WRITTEN EXERCISE: From the data that follows, copy every line holding the string "Gesprächsstrom".

◇ ◇ ◇ ◇ ◇

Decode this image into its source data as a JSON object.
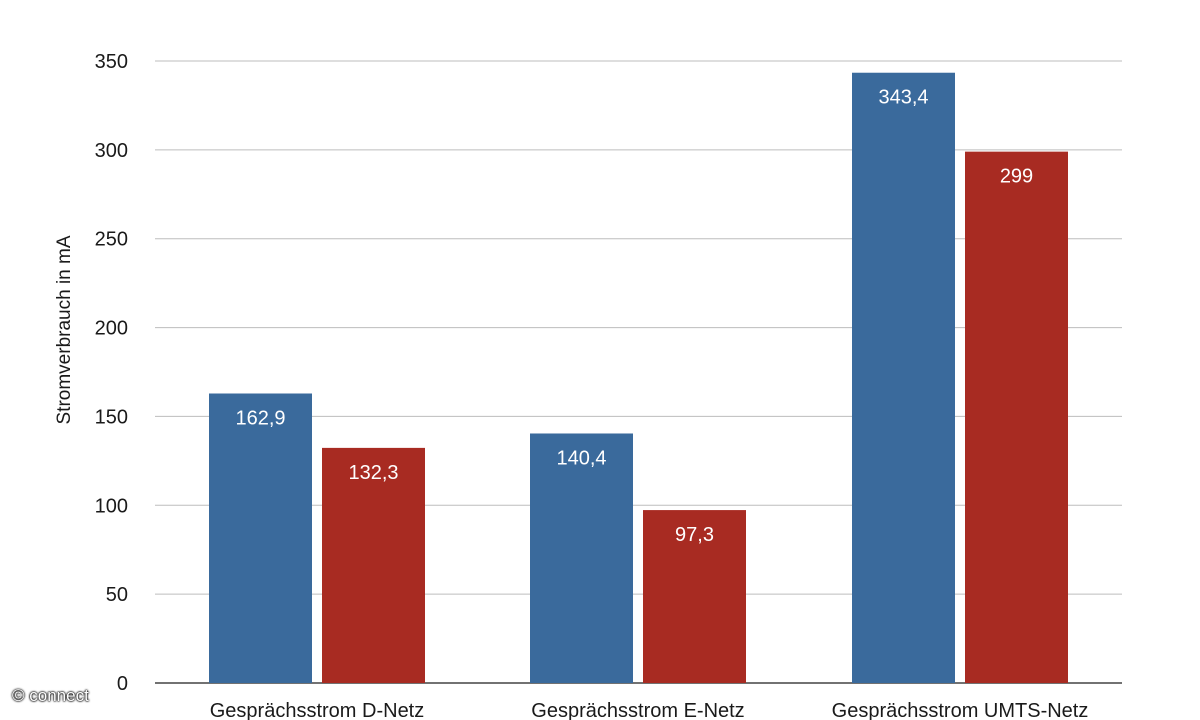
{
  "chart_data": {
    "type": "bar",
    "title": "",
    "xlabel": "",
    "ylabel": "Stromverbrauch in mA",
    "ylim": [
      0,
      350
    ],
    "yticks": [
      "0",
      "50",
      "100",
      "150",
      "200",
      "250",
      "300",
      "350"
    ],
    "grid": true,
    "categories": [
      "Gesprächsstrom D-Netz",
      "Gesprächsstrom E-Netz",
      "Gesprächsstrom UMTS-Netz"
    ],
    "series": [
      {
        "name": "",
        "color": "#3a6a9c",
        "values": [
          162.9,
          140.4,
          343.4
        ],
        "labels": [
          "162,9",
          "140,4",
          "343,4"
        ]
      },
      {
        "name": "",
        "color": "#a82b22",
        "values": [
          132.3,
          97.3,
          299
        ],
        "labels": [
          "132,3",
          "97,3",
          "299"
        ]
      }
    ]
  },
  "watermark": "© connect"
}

◇ ◇ ◇ ◇ ◇

ANSWER:
      "Gesprächsstrom D-Netz",
      "Gesprächsstrom E-Netz",
      "Gesprächsstrom UMTS-Netz"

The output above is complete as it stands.